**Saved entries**
------------------------

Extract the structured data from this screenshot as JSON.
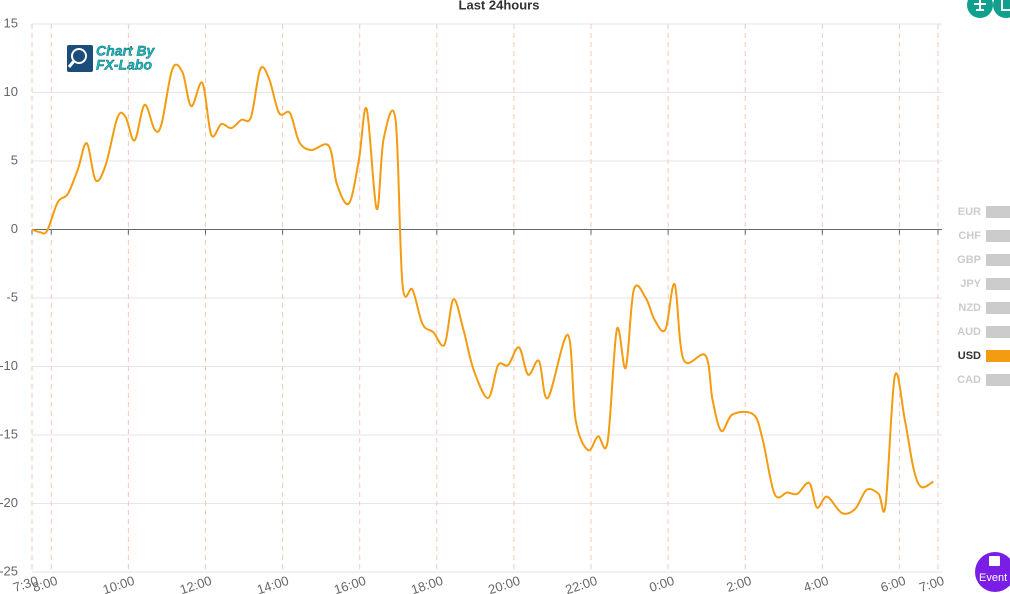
{
  "logo": [
    "Chart By",
    "FX-Labo"
  ],
  "event_button": "Event",
  "chart_data": {
    "type": "line",
    "title": "Last 24hours",
    "legend": [
      "EUR",
      "CHF",
      "GBP",
      "JPY",
      "NZD",
      "AUD",
      "USD",
      "CAD"
    ],
    "legend_inactive_color": "#cccccc",
    "series": [
      {
        "name": "USD",
        "color": "#f39c12",
        "x": [
          7.5,
          7.71,
          7.89,
          8.17,
          8.43,
          8.69,
          8.92,
          9.15,
          9.41,
          9.72,
          9.93,
          10.16,
          10.42,
          10.68,
          10.86,
          11.14,
          11.4,
          11.63,
          11.92,
          12.15,
          12.41,
          12.67,
          12.93,
          13.18,
          13.42,
          13.65,
          13.91,
          14.19,
          14.43,
          14.74,
          15.2,
          15.41,
          15.72,
          15.98,
          16.18,
          16.44,
          16.62,
          16.93,
          17.11,
          17.37,
          17.63,
          17.91,
          18.2,
          18.43,
          18.69,
          18.95,
          19.33,
          19.59,
          19.85,
          20.13,
          20.37,
          20.65,
          20.88,
          21.4,
          21.6,
          21.92,
          22.18,
          22.43,
          22.67,
          22.9,
          23.11,
          23.42,
          23.65,
          23.93,
          24.17,
          24.4,
          24.97,
          25.15,
          25.38,
          25.67,
          26.21,
          26.45,
          26.76,
          27.09,
          27.35,
          27.66,
          27.86,
          28.12,
          28.51,
          28.85,
          29.15,
          29.46,
          29.64,
          29.88,
          30.14,
          30.37,
          30.57,
          30.88
        ],
        "values": [
          0,
          -0.2,
          -0.1,
          2.0,
          2.6,
          4.4,
          6.3,
          3.6,
          4.7,
          8.2,
          8.2,
          6.5,
          9.1,
          7.3,
          7.7,
          11.7,
          11.5,
          9.0,
          10.7,
          6.9,
          7.7,
          7.4,
          8.0,
          8.2,
          11.7,
          11.0,
          8.5,
          8.5,
          6.4,
          5.8,
          6.1,
          3.3,
          1.9,
          5.1,
          8.8,
          1.5,
          6.6,
          8.0,
          -4.0,
          -4.4,
          -6.9,
          -7.5,
          -8.4,
          -5.1,
          -7.3,
          -10.2,
          -12.3,
          -9.9,
          -9.9,
          -8.6,
          -10.6,
          -9.6,
          -12.3,
          -7.7,
          -13.9,
          -16.1,
          -15.1,
          -15.5,
          -7.3,
          -10.1,
          -4.4,
          -5.0,
          -6.6,
          -7.3,
          -4.0,
          -9.5,
          -9.2,
          -12.4,
          -14.7,
          -13.5,
          -13.5,
          -15.3,
          -19.3,
          -19.2,
          -19.3,
          -18.5,
          -20.3,
          -19.5,
          -20.7,
          -20.4,
          -19.0,
          -19.3,
          -20.1,
          -10.7,
          -13.9,
          -17.5,
          -18.8,
          -18.4
        ]
      }
    ],
    "xlim": [
      7.5,
      31
    ],
    "xticks": [
      {
        "value": 7.5,
        "label": "7:30"
      },
      {
        "value": 8,
        "label": "8:00"
      },
      {
        "value": 10,
        "label": "10:00"
      },
      {
        "value": 12,
        "label": "12:00"
      },
      {
        "value": 14,
        "label": "14:00"
      },
      {
        "value": 16,
        "label": "16:00"
      },
      {
        "value": 18,
        "label": "18:00"
      },
      {
        "value": 20,
        "label": "20:00"
      },
      {
        "value": 22,
        "label": "22:00"
      },
      {
        "value": 24,
        "label": "0:00"
      },
      {
        "value": 26,
        "label": "2:00"
      },
      {
        "value": 28,
        "label": "4:00"
      },
      {
        "value": 30,
        "label": "6:00"
      },
      {
        "value": 31,
        "label": "7:00"
      }
    ],
    "ylim": [
      -25,
      15
    ],
    "yticks": [
      -25,
      -20,
      -15,
      -10,
      -5,
      0,
      5,
      10,
      15
    ],
    "grid": true
  }
}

------------------------

**To be done**
Reproduce each entry precisely, dropping only the pictures.

**Solution for this problem**
Extract the structured data from this screenshot as JSON.
{
  "logo": [
    "Chart By",
    "FX-Labo"
  ],
  "event_button": "Event",
  "chart_data": {
    "type": "line",
    "title": "Last 24hours",
    "legend": [
      "EUR",
      "CHF",
      "GBP",
      "JPY",
      "NZD",
      "AUD",
      "USD",
      "CAD"
    ],
    "legend_inactive_color": "#cccccc",
    "series": [
      {
        "name": "USD",
        "color": "#f39c12",
        "x": [
          7.5,
          7.71,
          7.89,
          8.17,
          8.43,
          8.69,
          8.92,
          9.15,
          9.41,
          9.72,
          9.93,
          10.16,
          10.42,
          10.68,
          10.86,
          11.14,
          11.4,
          11.63,
          11.92,
          12.15,
          12.41,
          12.67,
          12.93,
          13.18,
          13.42,
          13.65,
          13.91,
          14.19,
          14.43,
          14.74,
          15.2,
          15.41,
          15.72,
          15.98,
          16.18,
          16.44,
          16.62,
          16.93,
          17.11,
          17.37,
          17.63,
          17.91,
          18.2,
          18.43,
          18.69,
          18.95,
          19.33,
          19.59,
          19.85,
          20.13,
          20.37,
          20.65,
          20.88,
          21.4,
          21.6,
          21.92,
          22.18,
          22.43,
          22.67,
          22.9,
          23.11,
          23.42,
          23.65,
          23.93,
          24.17,
          24.4,
          24.97,
          25.15,
          25.38,
          25.67,
          26.21,
          26.45,
          26.76,
          27.09,
          27.35,
          27.66,
          27.86,
          28.12,
          28.51,
          28.85,
          29.15,
          29.46,
          29.64,
          29.88,
          30.14,
          30.37,
          30.57,
          30.88
        ],
        "values": [
          0,
          -0.2,
          -0.1,
          2.0,
          2.6,
          4.4,
          6.3,
          3.6,
          4.7,
          8.2,
          8.2,
          6.5,
          9.1,
          7.3,
          7.7,
          11.7,
          11.5,
          9.0,
          10.7,
          6.9,
          7.7,
          7.4,
          8.0,
          8.2,
          11.7,
          11.0,
          8.5,
          8.5,
          6.4,
          5.8,
          6.1,
          3.3,
          1.9,
          5.1,
          8.8,
          1.5,
          6.6,
          8.0,
          -4.0,
          -4.4,
          -6.9,
          -7.5,
          -8.4,
          -5.1,
          -7.3,
          -10.2,
          -12.3,
          -9.9,
          -9.9,
          -8.6,
          -10.6,
          -9.6,
          -12.3,
          -7.7,
          -13.9,
          -16.1,
          -15.1,
          -15.5,
          -7.3,
          -10.1,
          -4.4,
          -5.0,
          -6.6,
          -7.3,
          -4.0,
          -9.5,
          -9.2,
          -12.4,
          -14.7,
          -13.5,
          -13.5,
          -15.3,
          -19.3,
          -19.2,
          -19.3,
          -18.5,
          -20.3,
          -19.5,
          -20.7,
          -20.4,
          -19.0,
          -19.3,
          -20.1,
          -10.7,
          -13.9,
          -17.5,
          -18.8,
          -18.4
        ]
      }
    ],
    "xlim": [
      7.5,
      31
    ],
    "xticks": [
      {
        "value": 7.5,
        "label": "7:30"
      },
      {
        "value": 8,
        "label": "8:00"
      },
      {
        "value": 10,
        "label": "10:00"
      },
      {
        "value": 12,
        "label": "12:00"
      },
      {
        "value": 14,
        "label": "14:00"
      },
      {
        "value": 16,
        "label": "16:00"
      },
      {
        "value": 18,
        "label": "18:00"
      },
      {
        "value": 20,
        "label": "20:00"
      },
      {
        "value": 22,
        "label": "22:00"
      },
      {
        "value": 24,
        "label": "0:00"
      },
      {
        "value": 26,
        "label": "2:00"
      },
      {
        "value": 28,
        "label": "4:00"
      },
      {
        "value": 30,
        "label": "6:00"
      },
      {
        "value": 31,
        "label": "7:00"
      }
    ],
    "ylim": [
      -25,
      15
    ],
    "yticks": [
      -25,
      -20,
      -15,
      -10,
      -5,
      0,
      5,
      10,
      15
    ],
    "grid": true
  }
}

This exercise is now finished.